Rows from a dataset:
((

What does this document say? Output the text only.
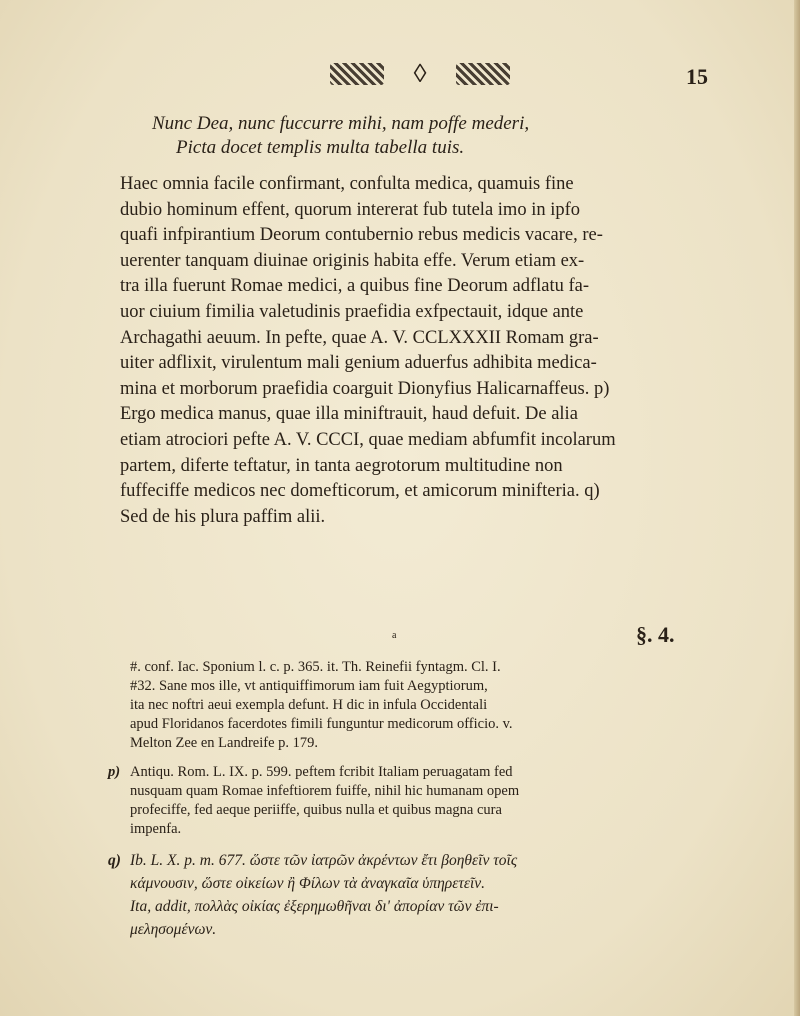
◊	15
Nunc Dea, nunc fuccurre mihi, nam poffe mederi,
Picta docet templis multa tabella tuis.
Haec omnia facile confirmant, confulta medica, quamuis fine
dubio hominum effent, quorum intererat fub tutela imo in ipfo
quafi infpirantium Deorum contubernio rebus medicis vacare, re-
uerenter tanquam diuinae originis habita effe. Verum etiam ex-
tra illa fuerunt Romae medici, a quibus fine Deorum adflatu fa-
uor ciuium fimilia valetudinis praefidia exfpectauit, idque ante
Archagathi aeuum. In pefte, quae A. V. CCLXXXII Romam gra-
uiter adflixit, virulentum mali genium aduerfus adhibita medica-
mina et morborum praefidia coarguit Dionyfius Halicarnaffeus. p)
Ergo medica manus, quae illa miniftrauit, haud defuit. De alia
etiam atrociori pefte A. V. CCCI, quae mediam abfumfit incolarum
partem, diferte teftatur, in tanta aegrotorum multitudine non
fuffeciffe medicos nec domefticorum, et amicorum minifteria. q)
Sed de his plura paffim alii.
a	§. 4.
#. conf. Iac. Sponium l. c. p. 365. it. Th. Reinefii fyntagm. Cl. I.
#32. Sane mos ille, vt antiquiffimorum iam fuit Aegyptiorum,
ita nec noftri aeui exempla defunt. H dic in infula Occidentali
apud Floridanos facerdotes fimili funguntur medicorum officio. v.
Melton Zee en Landreife p. 179.
p) Antiqu. Rom. L. IX. p. 599. peftem fcribit Italiam peruagatam fed
nusquam quam Romae infeftiorem fuiffe, nihil hic humanam opem
profeciffe, fed aeque periiffe, quibus nulla et quibus magna cura
impenfa.
q) Ib. L. X. p. m. 677. ὥστε τῶν ἰατρῶν ἀκρέντων ἔτι βοηθεῖν τοῖς
κάμνουσιν, ὥστε οἰκείων ἢ Φίλων τὰ ἀναγκαῖα ὑπηρετεῖν.
Ita, addit, πολλὰς οἰκίας ἐξερημωθῆναι δι' ἀπορίαν τῶν ἐπι-
μελησομένων.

))

• WHAT YOU WILL DO:
Search the listing for the word "medica" and return each line that holds it.

• RESULT OF THIS EXERCISE:
Haec omnia facile confirmant, confulta medica, quamuis fine
uiter adflixit, virulentum mali genium aduerfus adhibita medica-
Ergo medica manus, quae illa miniftrauit, haud defuit. De alia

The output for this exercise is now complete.